▸ **Directions for this task**: Omit every picture and return the rest of the data unaltered.

---

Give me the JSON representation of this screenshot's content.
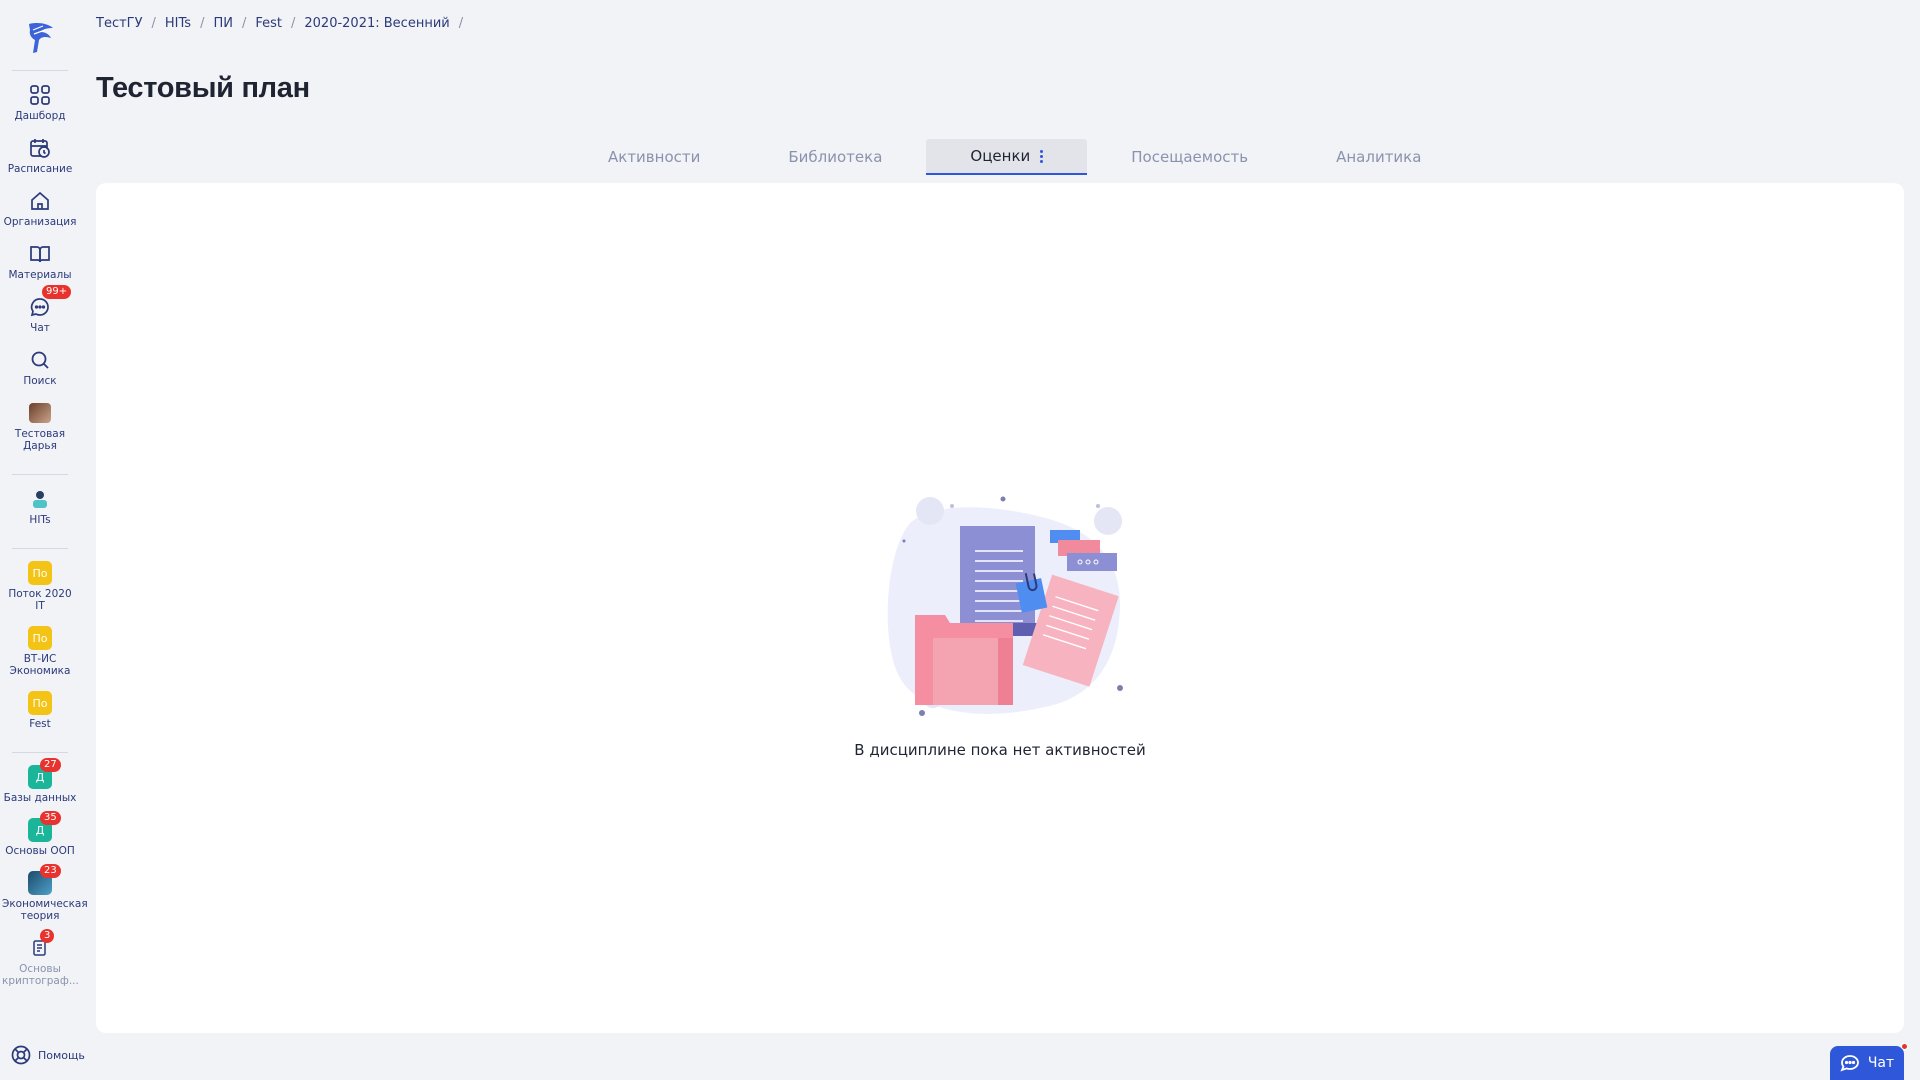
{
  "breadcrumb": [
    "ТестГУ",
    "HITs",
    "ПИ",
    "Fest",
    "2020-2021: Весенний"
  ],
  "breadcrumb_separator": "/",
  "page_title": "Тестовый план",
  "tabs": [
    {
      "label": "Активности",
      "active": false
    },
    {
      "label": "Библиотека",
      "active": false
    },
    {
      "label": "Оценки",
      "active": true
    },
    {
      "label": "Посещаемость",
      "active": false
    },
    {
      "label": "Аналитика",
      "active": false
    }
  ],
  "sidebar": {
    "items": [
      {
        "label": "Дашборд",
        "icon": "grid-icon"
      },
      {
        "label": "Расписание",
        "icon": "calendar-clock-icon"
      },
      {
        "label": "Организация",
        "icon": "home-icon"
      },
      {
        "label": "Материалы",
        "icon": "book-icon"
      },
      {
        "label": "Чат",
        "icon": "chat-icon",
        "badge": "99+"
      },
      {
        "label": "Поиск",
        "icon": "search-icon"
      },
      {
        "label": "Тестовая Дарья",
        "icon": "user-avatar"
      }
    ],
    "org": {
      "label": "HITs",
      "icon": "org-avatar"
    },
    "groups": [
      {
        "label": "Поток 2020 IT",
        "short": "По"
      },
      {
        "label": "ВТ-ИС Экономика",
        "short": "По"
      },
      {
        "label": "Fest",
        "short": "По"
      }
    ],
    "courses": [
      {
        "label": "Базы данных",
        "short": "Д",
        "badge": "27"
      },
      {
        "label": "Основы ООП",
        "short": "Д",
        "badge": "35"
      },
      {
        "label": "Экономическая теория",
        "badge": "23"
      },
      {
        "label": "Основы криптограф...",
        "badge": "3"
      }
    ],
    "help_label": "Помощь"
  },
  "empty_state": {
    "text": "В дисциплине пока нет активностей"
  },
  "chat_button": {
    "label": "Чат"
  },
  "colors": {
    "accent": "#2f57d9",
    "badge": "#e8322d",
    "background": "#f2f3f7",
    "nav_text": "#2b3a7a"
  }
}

---

▸ **Full solution**:
Give me the JSON representation of this screenshot's content.
{
  "breadcrumb": [
    "ТестГУ",
    "HITs",
    "ПИ",
    "Fest",
    "2020-2021: Весенний"
  ],
  "breadcrumb_separator": "/",
  "page_title": "Тестовый план",
  "tabs": [
    {
      "label": "Активности",
      "active": false
    },
    {
      "label": "Библиотека",
      "active": false
    },
    {
      "label": "Оценки",
      "active": true
    },
    {
      "label": "Посещаемость",
      "active": false
    },
    {
      "label": "Аналитика",
      "active": false
    }
  ],
  "sidebar": {
    "items": [
      {
        "label": "Дашборд",
        "icon": "grid-icon"
      },
      {
        "label": "Расписание",
        "icon": "calendar-clock-icon"
      },
      {
        "label": "Организация",
        "icon": "home-icon"
      },
      {
        "label": "Материалы",
        "icon": "book-icon"
      },
      {
        "label": "Чат",
        "icon": "chat-icon",
        "badge": "99+"
      },
      {
        "label": "Поиск",
        "icon": "search-icon"
      },
      {
        "label": "Тестовая Дарья",
        "icon": "user-avatar"
      }
    ],
    "org": {
      "label": "HITs",
      "icon": "org-avatar"
    },
    "groups": [
      {
        "label": "Поток 2020 IT",
        "short": "По"
      },
      {
        "label": "ВТ-ИС Экономика",
        "short": "По"
      },
      {
        "label": "Fest",
        "short": "По"
      }
    ],
    "courses": [
      {
        "label": "Базы данных",
        "short": "Д",
        "badge": "27"
      },
      {
        "label": "Основы ООП",
        "short": "Д",
        "badge": "35"
      },
      {
        "label": "Экономическая теория",
        "badge": "23"
      },
      {
        "label": "Основы криптограф...",
        "badge": "3"
      }
    ],
    "help_label": "Помощь"
  },
  "empty_state": {
    "text": "В дисциплине пока нет активностей"
  },
  "chat_button": {
    "label": "Чат"
  },
  "colors": {
    "accent": "#2f57d9",
    "badge": "#e8322d",
    "background": "#f2f3f7",
    "nav_text": "#2b3a7a"
  }
}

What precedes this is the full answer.